[Start INPUT FOR THIS TASK]

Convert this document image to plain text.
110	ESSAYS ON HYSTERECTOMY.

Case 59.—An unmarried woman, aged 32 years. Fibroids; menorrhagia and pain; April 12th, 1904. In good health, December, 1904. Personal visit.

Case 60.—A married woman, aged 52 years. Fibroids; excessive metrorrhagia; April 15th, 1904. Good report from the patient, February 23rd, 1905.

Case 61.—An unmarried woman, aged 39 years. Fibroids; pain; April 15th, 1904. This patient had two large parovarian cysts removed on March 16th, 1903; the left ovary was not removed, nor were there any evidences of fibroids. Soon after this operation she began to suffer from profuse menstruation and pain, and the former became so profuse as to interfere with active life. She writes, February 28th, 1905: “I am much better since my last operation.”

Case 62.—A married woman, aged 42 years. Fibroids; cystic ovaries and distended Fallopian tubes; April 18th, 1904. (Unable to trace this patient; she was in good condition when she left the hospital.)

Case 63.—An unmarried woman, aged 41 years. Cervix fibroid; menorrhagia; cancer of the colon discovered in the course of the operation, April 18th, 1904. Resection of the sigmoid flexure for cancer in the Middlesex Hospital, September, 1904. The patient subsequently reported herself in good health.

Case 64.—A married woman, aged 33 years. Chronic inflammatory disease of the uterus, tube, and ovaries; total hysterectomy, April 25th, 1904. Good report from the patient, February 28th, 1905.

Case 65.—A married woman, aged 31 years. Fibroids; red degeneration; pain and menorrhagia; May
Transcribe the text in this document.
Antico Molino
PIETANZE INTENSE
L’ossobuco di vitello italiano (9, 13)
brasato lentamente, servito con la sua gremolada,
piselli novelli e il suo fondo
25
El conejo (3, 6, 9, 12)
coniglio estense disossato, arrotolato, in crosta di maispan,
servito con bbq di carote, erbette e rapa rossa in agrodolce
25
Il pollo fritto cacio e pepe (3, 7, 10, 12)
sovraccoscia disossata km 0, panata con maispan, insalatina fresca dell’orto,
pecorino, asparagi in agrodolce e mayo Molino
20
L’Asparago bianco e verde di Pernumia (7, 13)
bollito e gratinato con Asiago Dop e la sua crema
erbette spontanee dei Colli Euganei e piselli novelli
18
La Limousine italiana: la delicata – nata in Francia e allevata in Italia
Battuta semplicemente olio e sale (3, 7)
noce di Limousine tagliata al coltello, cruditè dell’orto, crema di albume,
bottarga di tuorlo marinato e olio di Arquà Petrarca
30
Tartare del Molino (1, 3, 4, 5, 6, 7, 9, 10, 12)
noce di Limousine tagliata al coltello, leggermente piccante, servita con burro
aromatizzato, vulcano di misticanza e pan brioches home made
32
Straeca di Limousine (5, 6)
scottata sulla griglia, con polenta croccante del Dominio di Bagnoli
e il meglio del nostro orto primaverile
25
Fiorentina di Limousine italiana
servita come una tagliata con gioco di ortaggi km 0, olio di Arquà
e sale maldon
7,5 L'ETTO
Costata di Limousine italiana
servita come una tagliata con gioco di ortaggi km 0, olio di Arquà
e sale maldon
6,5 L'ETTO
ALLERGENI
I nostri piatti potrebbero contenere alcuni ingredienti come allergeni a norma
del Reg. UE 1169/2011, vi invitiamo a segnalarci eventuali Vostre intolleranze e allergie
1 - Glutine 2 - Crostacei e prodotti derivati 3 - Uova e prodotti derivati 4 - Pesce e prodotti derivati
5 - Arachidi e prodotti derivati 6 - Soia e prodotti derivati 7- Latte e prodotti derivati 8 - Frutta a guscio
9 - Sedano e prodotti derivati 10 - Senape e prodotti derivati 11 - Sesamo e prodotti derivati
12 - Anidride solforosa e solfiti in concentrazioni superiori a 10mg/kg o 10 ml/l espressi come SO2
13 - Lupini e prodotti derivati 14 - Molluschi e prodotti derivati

[End INPUT FOR THIS TASK]

### [WRITTEN REQUEST]
Give the entries again in full, exactly as they are written.

### [COMPLETED EXERCISE]
Convert this document image to plain text.
110	ESSAYS ON HYSTERECTOMY.

Case 59.—An unmarried woman, aged 32 years. Fibroids; menorrhagia and pain; April 12th, 1904. In good health, December, 1904. Personal visit.

Case 60.—A married woman, aged 52 years. Fibroids; excessive metrorrhagia; April 15th, 1904. Good report from the patient, February 23rd, 1905.

Case 61.—An unmarried woman, aged 39 years. Fibroids; pain; April 15th, 1904. This patient had two large parovarian cysts removed on March 16th, 1903; the left ovary was not removed, nor were there any evidences of fibroids. Soon after this operation she began to suffer from profuse menstruation and pain, and the former became so profuse as to interfere with active life. She writes, February 28th, 1905: “I am much better since my last operation.”

Case 62.—A married woman, aged 42 years. Fibroids; cystic ovaries and distended Fallopian tubes; April 18th, 1904. (Unable to trace this patient; she was in good condition when she left the hospital.)

Case 63.—An unmarried woman, aged 41 years. Cervix fibroid; menorrhagia; cancer of the colon discovered in the course of the operation, April 18th, 1904. Resection of the sigmoid flexure for cancer in the Middlesex Hospital, September, 1904. The patient subsequently reported herself in good health.

Case 64.—A married woman, aged 33 years. Chronic inflammatory disease of the uterus, tube, and ovaries; total hysterectomy, April 25th, 1904. Good report from the patient, February 28th, 1905.

Case 65.—A married woman, aged 31 years. Fibroids; red degeneration; pain and menorrhagia; May
Transcribe the text in this document.
Antico Molino
PIETANZE INTENSE
L’ossobuco di vitello italiano (9, 13)
brasato lentamente, servito con la sua gremolada,
piselli novelli e il suo fondo
25
El conejo (3, 6, 9, 12)
coniglio estense disossato, arrotolato, in crosta di maispan,
servito con bbq di carote, erbette e rapa rossa in agrodolce
25
Il pollo fritto cacio e pepe (3, 7, 10, 12)
sovraccoscia disossata km 0, panata con maispan, insalatina fresca dell’orto,
pecorino, asparagi in agrodolce e mayo Molino
20
L’Asparago bianco e verde di Pernumia (7, 13)
bollito e gratinato con Asiago Dop e la sua crema
erbette spontanee dei Colli Euganei e piselli novelli
18
La Limousine italiana: la delicata – nata in Francia e allevata in Italia
Battuta semplicemente olio e sale (3, 7)
noce di Limousine tagliata al coltello, cruditè dell’orto, crema di albume,
bottarga di tuorlo marinato e olio di Arquà Petrarca
30
Tartare del Molino (1, 3, 4, 5, 6, 7, 9, 10, 12)
noce di Limousine tagliata al coltello, leggermente piccante, servita con burro
aromatizzato, vulcano di misticanza e pan brioches home made
32
Straeca di Limousine (5, 6)
scottata sulla griglia, con polenta croccante del Dominio di Bagnoli
e il meglio del nostro orto primaverile
25
Fiorentina di Limousine italiana
servita come una tagliata con gioco di ortaggi km 0, olio di Arquà
e sale maldon
7,5 L'ETTO
Costata di Limousine italiana
servita come una tagliata con gioco di ortaggi km 0, olio di Arquà
e sale maldon
6,5 L'ETTO
ALLERGENI
I nostri piatti potrebbero contenere alcuni ingredienti come allergeni a norma
del Reg. UE 1169/2011, vi invitiamo a segnalarci eventuali Vostre intolleranze e allergie
1 - Glutine 2 - Crostacei e prodotti derivati 3 - Uova e prodotti derivati 4 - Pesce e prodotti derivati
5 - Arachidi e prodotti derivati 6 - Soia e prodotti derivati 7- Latte e prodotti derivati 8 - Frutta a guscio
9 - Sedano e prodotti derivati 10 - Senape e prodotti derivati 11 - Sesamo e prodotti derivati
12 - Anidride solforosa e solfiti in concentrazioni superiori a 10mg/kg o 10 ml/l espressi come SO2
13 - Lupini e prodotti derivati 14 - Molluschi e prodotti derivati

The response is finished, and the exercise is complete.